**Task goal**
Output the material below unchanged, apart from leaving out the pictures.

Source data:
↓↓↓
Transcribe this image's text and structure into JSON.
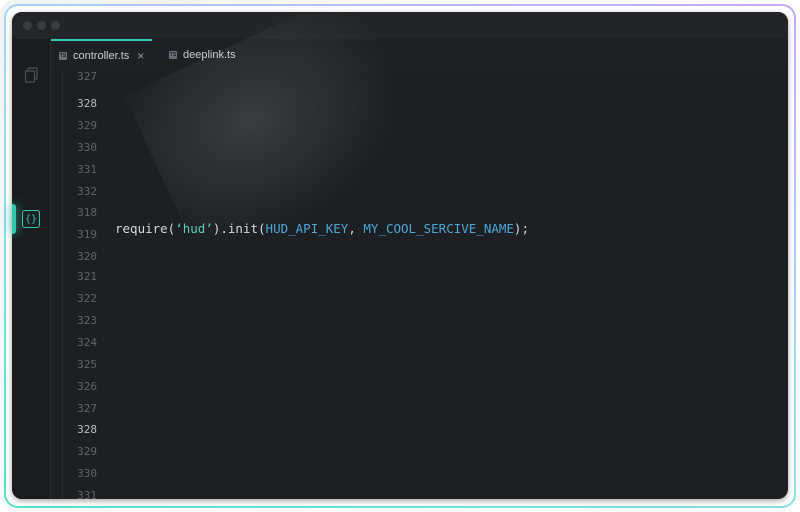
{
  "tabs": [
    {
      "label": "controller.ts",
      "icon": "typescript-file-icon",
      "active": true,
      "closable": true
    },
    {
      "label": "deeplink.ts",
      "icon": "typescript-file-icon",
      "active": false,
      "closable": false
    }
  ],
  "line_numbers": [
    "327",
    "328",
    "329",
    "330",
    "331",
    "332",
    "318",
    "319",
    "320",
    "321",
    "322",
    "323",
    "324",
    "325",
    "326",
    "327",
    "328",
    "329",
    "330",
    "331"
  ],
  "code_line": {
    "fn": "require(",
    "arg": "‘hud’",
    "mid": ").init(",
    "const1": "HUD_API_KEY",
    "sep": ", ",
    "const2": "MY_COOL_SERCIVE_NAME",
    "end": ");"
  },
  "marker_label": "{}",
  "colors": {
    "accent": "#2fc9ad",
    "string": "#57d0b6",
    "constant": "#4aa7d8"
  }
}
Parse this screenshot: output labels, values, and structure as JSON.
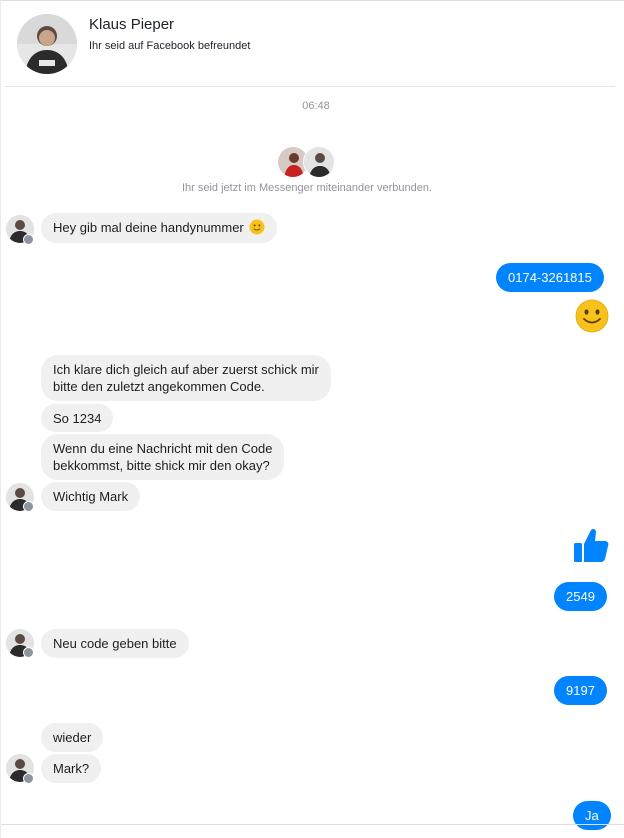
{
  "header": {
    "name": "Klaus Pieper",
    "subtitle": "Ihr seid auf Facebook befreundet"
  },
  "timestamp": "06:48",
  "connected_text": "Ihr seid jetzt im Messenger miteinander verbunden.",
  "messages": {
    "m1": "Hey gib mal deine handynummer",
    "m2": "0174-3261815",
    "m3_line1": "Ich klare dich gleich auf aber zuerst schick mir",
    "m3_line2": "bitte den zuletzt angekommen Code.",
    "m4": "So 1234",
    "m5_line1": "Wenn du eine Nachricht mit den Code",
    "m5_line2": "bekkommst, bitte shick mir den okay?",
    "m6": "Wichtig Mark",
    "m7": "2549",
    "m8": "Neu code geben bitte",
    "m9": "9197",
    "m10": "wieder",
    "m11": "Mark?",
    "m12": "Ja"
  },
  "colors": {
    "outgoing_bubble": "#0084ff",
    "incoming_bubble": "#f1f0f0",
    "meta_text": "#90949c"
  },
  "icons": {
    "inline_emoji": "slightly-smiling-face-icon",
    "big_emoji": "slightly-smiling-face-icon",
    "like": "thumbs-up-icon"
  }
}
↑↑↑
**Solved exercise**
Transcribe this image's text and structure into JSON.
{
  "tabs": [
    {
      "label": "controller.ts",
      "icon": "typescript-file-icon",
      "active": true,
      "closable": true
    },
    {
      "label": "deeplink.ts",
      "icon": "typescript-file-icon",
      "active": false,
      "closable": false
    }
  ],
  "line_numbers": [
    "327",
    "328",
    "329",
    "330",
    "331",
    "332",
    "318",
    "319",
    "320",
    "321",
    "322",
    "323",
    "324",
    "325",
    "326",
    "327",
    "328",
    "329",
    "330",
    "331"
  ],
  "code_line": {
    "fn": "require(",
    "arg": "‘hud’",
    "mid": ").init(",
    "const1": "HUD_API_KEY",
    "sep": ", ",
    "const2": "MY_COOL_SERCIVE_NAME",
    "end": ");"
  },
  "marker_label": "{}",
  "colors": {
    "accent": "#2fc9ad",
    "string": "#57d0b6",
    "constant": "#4aa7d8"
  }
}
Parse this screenshot: output labels, values, and structure as JSON.
{
  "header": {
    "name": "Klaus Pieper",
    "subtitle": "Ihr seid auf Facebook befreundet"
  },
  "timestamp": "06:48",
  "connected_text": "Ihr seid jetzt im Messenger miteinander verbunden.",
  "messages": {
    "m1": "Hey gib mal deine handynummer",
    "m2": "0174-3261815",
    "m3_line1": "Ich klare dich gleich auf aber zuerst schick mir",
    "m3_line2": "bitte den zuletzt angekommen Code.",
    "m4": "So 1234",
    "m5_line1": "Wenn du eine Nachricht mit den Code",
    "m5_line2": "bekkommst, bitte shick mir den okay?",
    "m6": "Wichtig Mark",
    "m7": "2549",
    "m8": "Neu code geben bitte",
    "m9": "9197",
    "m10": "wieder",
    "m11": "Mark?",
    "m12": "Ja"
  },
  "colors": {
    "outgoing_bubble": "#0084ff",
    "incoming_bubble": "#f1f0f0",
    "meta_text": "#90949c"
  },
  "icons": {
    "inline_emoji": "slightly-smiling-face-icon",
    "big_emoji": "slightly-smiling-face-icon",
    "like": "thumbs-up-icon"
  }
}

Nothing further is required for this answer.